→ Problem description
All of the data should be output character for character, except the pictures.

::: Data excerpts :::

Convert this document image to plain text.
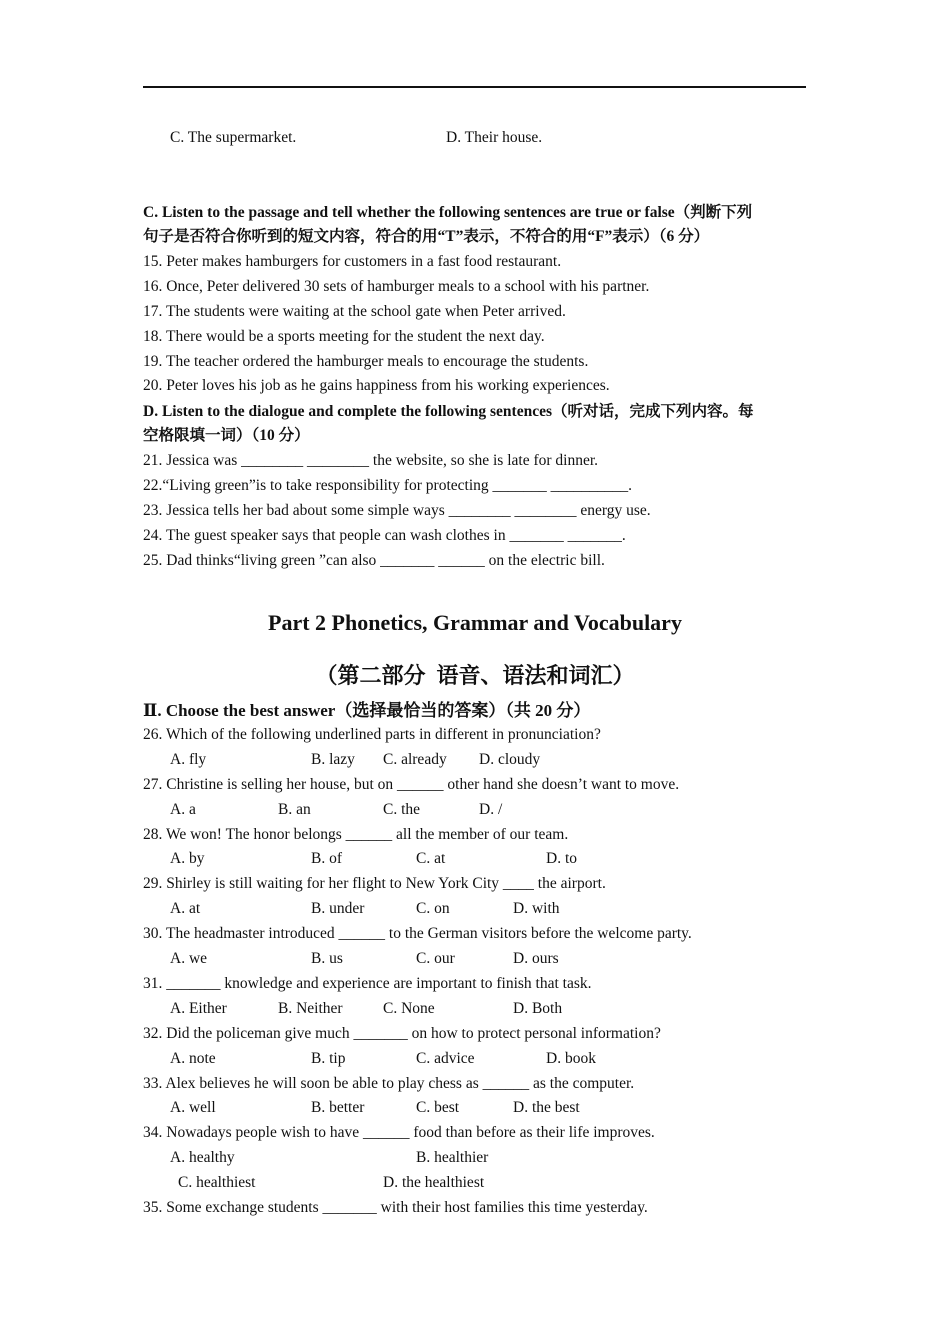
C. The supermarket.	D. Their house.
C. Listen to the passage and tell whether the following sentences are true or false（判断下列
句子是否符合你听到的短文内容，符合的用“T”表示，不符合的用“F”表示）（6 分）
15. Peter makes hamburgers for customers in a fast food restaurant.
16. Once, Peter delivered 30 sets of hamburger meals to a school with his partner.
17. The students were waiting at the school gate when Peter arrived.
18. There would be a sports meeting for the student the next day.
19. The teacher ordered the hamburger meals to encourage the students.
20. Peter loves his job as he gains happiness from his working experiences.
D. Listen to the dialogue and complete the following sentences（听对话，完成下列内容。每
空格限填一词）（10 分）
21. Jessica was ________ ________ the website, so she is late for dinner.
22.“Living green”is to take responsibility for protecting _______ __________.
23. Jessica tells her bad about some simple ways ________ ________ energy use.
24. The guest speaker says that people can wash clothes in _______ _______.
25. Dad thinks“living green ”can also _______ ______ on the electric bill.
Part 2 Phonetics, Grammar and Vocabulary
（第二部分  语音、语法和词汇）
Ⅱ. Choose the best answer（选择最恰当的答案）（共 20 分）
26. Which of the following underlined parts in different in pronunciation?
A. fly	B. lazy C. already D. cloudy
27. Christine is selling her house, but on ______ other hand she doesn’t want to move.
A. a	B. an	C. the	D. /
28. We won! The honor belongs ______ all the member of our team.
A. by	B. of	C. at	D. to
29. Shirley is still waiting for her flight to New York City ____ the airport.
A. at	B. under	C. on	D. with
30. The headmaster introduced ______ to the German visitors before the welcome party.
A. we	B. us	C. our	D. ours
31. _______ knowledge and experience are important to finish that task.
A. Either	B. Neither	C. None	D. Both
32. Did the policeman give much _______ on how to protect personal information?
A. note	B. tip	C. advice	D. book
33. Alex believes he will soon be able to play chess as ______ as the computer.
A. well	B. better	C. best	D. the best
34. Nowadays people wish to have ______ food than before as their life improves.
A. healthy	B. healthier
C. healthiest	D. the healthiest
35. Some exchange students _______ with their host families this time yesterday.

:::

→ Solution
Convert this document image to plain text.
C. The supermarket.	D. Their house.
C. Listen to the passage and tell whether the following sentences are true or false（判断下列
句子是否符合你听到的短文内容，符合的用“T”表示，不符合的用“F”表示）（6 分）
15. Peter makes hamburgers for customers in a fast food restaurant.
16. Once, Peter delivered 30 sets of hamburger meals to a school with his partner.
17. The students were waiting at the school gate when Peter arrived.
18. There would be a sports meeting for the student the next day.
19. The teacher ordered the hamburger meals to encourage the students.
20. Peter loves his job as he gains happiness from his working experiences.
D. Listen to the dialogue and complete the following sentences（听对话，完成下列内容。每
空格限填一词）（10 分）
21. Jessica was ________ ________ the website, so she is late for dinner.
22.“Living green”is to take responsibility for protecting _______ __________.
23. Jessica tells her bad about some simple ways ________ ________ energy use.
24. The guest speaker says that people can wash clothes in _______ _______.
25. Dad thinks“living green ”can also _______ ______ on the electric bill.
Part 2 Phonetics, Grammar and Vocabulary
（第二部分  语音、语法和词汇）
Ⅱ. Choose the best answer（选择最恰当的答案）（共 20 分）
26. Which of the following underlined parts in different in pronunciation?
A. fly	B. lazy C. already D. cloudy
27. Christine is selling her house, but on ______ other hand she doesn’t want to move.
A. a	B. an	C. the	D. /
28. We won! The honor belongs ______ all the member of our team.
A. by	B. of	C. at	D. to
29. Shirley is still waiting for her flight to New York City ____ the airport.
A. at	B. under	C. on	D. with
30. The headmaster introduced ______ to the German visitors before the welcome party.
A. we	B. us	C. our	D. ours
31. _______ knowledge and experience are important to finish that task.
A. Either	B. Neither	C. None	D. Both
32. Did the policeman give much _______ on how to protect personal information?
A. note	B. tip	C. advice	D. book
33. Alex believes he will soon be able to play chess as ______ as the computer.
A. well	B. better	C. best	D. the best
34. Nowadays people wish to have ______ food than before as their life improves.
A. healthy	B. healthier
C. healthiest	D. the healthiest
35. Some exchange students _______ with their host families this time yesterday.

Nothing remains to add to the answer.